(Stored entries)
* * * *

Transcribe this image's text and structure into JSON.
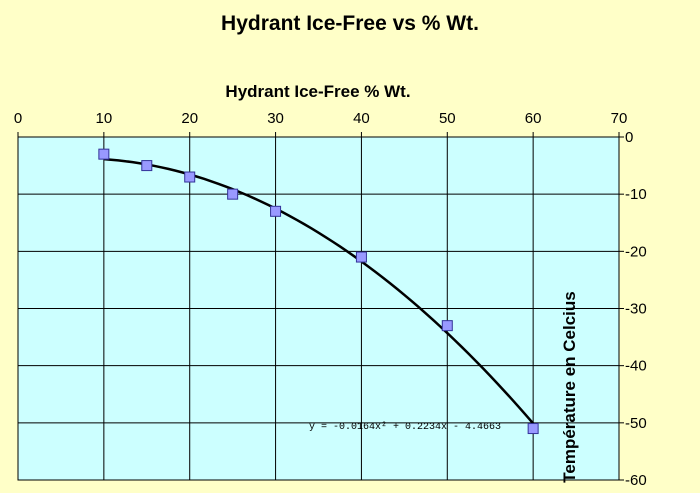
{
  "chart_data": {
    "type": "scatter",
    "title": "Hydrant Ice-Free vs % Wt.",
    "xlabel": "Hydrant Ice-Free % Wt.",
    "ylabel": "Température en Celcius",
    "x_axis_position": "top",
    "y_axis_position": "right",
    "xlim": [
      0,
      70
    ],
    "ylim": [
      -60,
      0
    ],
    "xticks": [
      0,
      10,
      20,
      30,
      40,
      50,
      60,
      70
    ],
    "yticks": [
      0,
      -10,
      -20,
      -30,
      -40,
      -50,
      -60
    ],
    "grid": true,
    "legend": "none",
    "series": [
      {
        "x": [
          10,
          15,
          20,
          25,
          30,
          40,
          50,
          60
        ],
        "y": [
          -3,
          -5,
          -7,
          -10,
          -13,
          -21,
          -33,
          -51
        ]
      }
    ],
    "trendline": {
      "type": "polynomial",
      "equation": "y = -0.0164x² + 0.2234x - 4.4663",
      "coefficients": {
        "a": -0.0164,
        "b": 0.2234,
        "c": -4.4663
      },
      "x_range": [
        10,
        60
      ]
    },
    "colors": {
      "plot_background": "#ccffff",
      "page_background": "#ffffc8",
      "marker_fill": "#9999ff",
      "marker_stroke": "#333399",
      "trendline": "#000000",
      "grid": "#000000"
    }
  }
}
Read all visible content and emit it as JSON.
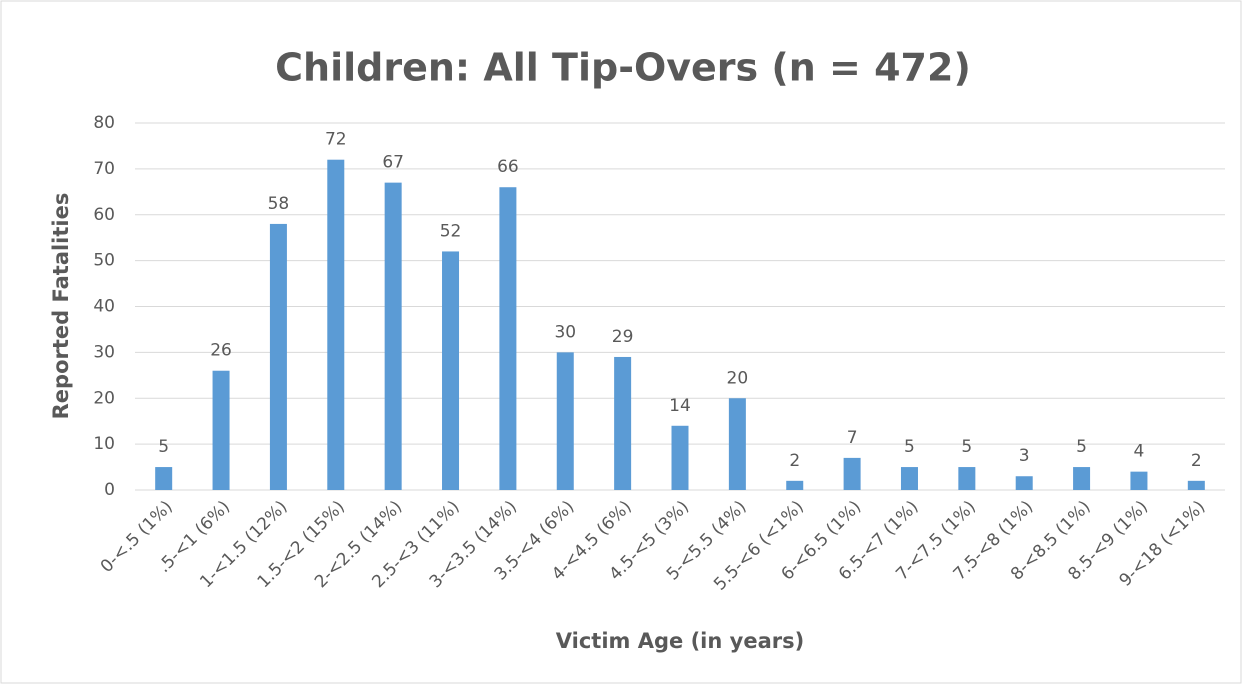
{
  "chart_data": {
    "type": "bar",
    "title": "Children: All Tip-Overs (n = 472)",
    "x_label": "Victim Age (in years)",
    "y_label": "Reported Fatalities",
    "categories": [
      "0-<.5 (1%)",
      ".5-<1 (6%)",
      "1-<1.5 (12%)",
      "1.5-<2 (15%)",
      "2-<2.5 (14%)",
      "2.5-<3 (11%)",
      "3-<3.5 (14%)",
      "3.5-<4 (6%)",
      "4-<4.5 (6%)",
      "4.5-<5 (3%)",
      "5-<5.5 (4%)",
      "5.5-<6 (<1%)",
      "6-<6.5 (1%)",
      "6.5-<7 (1%)",
      "7-<7.5 (1%)",
      "7.5-<8 (1%)",
      "8-<8.5 (1%)",
      "8.5-<9 (1%)",
      "9-<18 (<1%)"
    ],
    "values": [
      5,
      26,
      58,
      72,
      67,
      52,
      66,
      30,
      29,
      14,
      20,
      2,
      7,
      5,
      5,
      3,
      5,
      4,
      2
    ],
    "color": "#5b9bd5",
    "ylim": [
      0,
      80
    ],
    "yticks": [
      0,
      10,
      20,
      30,
      40,
      50,
      60,
      70,
      80
    ],
    "grid": true
  }
}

* * * *

→ Your goal
Write the material out again exactly as it appears, dropping the pictures.

→ Task answer
Transcribe this image's text and structure into JSON.
{
  "chart_data": {
    "type": "scatter",
    "title": "Hydrant Ice-Free vs % Wt.",
    "xlabel": "Hydrant Ice-Free % Wt.",
    "ylabel": "Température en Celcius",
    "x_axis_position": "top",
    "y_axis_position": "right",
    "xlim": [
      0,
      70
    ],
    "ylim": [
      -60,
      0
    ],
    "xticks": [
      0,
      10,
      20,
      30,
      40,
      50,
      60,
      70
    ],
    "yticks": [
      0,
      -10,
      -20,
      -30,
      -40,
      -50,
      -60
    ],
    "grid": true,
    "legend": "none",
    "series": [
      {
        "x": [
          10,
          15,
          20,
          25,
          30,
          40,
          50,
          60
        ],
        "y": [
          -3,
          -5,
          -7,
          -10,
          -13,
          -21,
          -33,
          -51
        ]
      }
    ],
    "trendline": {
      "type": "polynomial",
      "equation": "y = -0.0164x² + 0.2234x - 4.4663",
      "coefficients": {
        "a": -0.0164,
        "b": 0.2234,
        "c": -4.4663
      },
      "x_range": [
        10,
        60
      ]
    },
    "colors": {
      "plot_background": "#ccffff",
      "page_background": "#ffffc8",
      "marker_fill": "#9999ff",
      "marker_stroke": "#333399",
      "trendline": "#000000",
      "grid": "#000000"
    }
  }
}
Read all visible content and emit it as JSON.
{
  "chart_data": {
    "type": "bar",
    "title": "Children: All Tip-Overs (n = 472)",
    "x_label": "Victim Age (in years)",
    "y_label": "Reported Fatalities",
    "categories": [
      "0-<.5 (1%)",
      ".5-<1 (6%)",
      "1-<1.5 (12%)",
      "1.5-<2 (15%)",
      "2-<2.5 (14%)",
      "2.5-<3 (11%)",
      "3-<3.5 (14%)",
      "3.5-<4 (6%)",
      "4-<4.5 (6%)",
      "4.5-<5 (3%)",
      "5-<5.5 (4%)",
      "5.5-<6 (<1%)",
      "6-<6.5 (1%)",
      "6.5-<7 (1%)",
      "7-<7.5 (1%)",
      "7.5-<8 (1%)",
      "8-<8.5 (1%)",
      "8.5-<9 (1%)",
      "9-<18 (<1%)"
    ],
    "values": [
      5,
      26,
      58,
      72,
      67,
      52,
      66,
      30,
      29,
      14,
      20,
      2,
      7,
      5,
      5,
      3,
      5,
      4,
      2
    ],
    "color": "#5b9bd5",
    "ylim": [
      0,
      80
    ],
    "yticks": [
      0,
      10,
      20,
      30,
      40,
      50,
      60,
      70,
      80
    ],
    "grid": true
  }
}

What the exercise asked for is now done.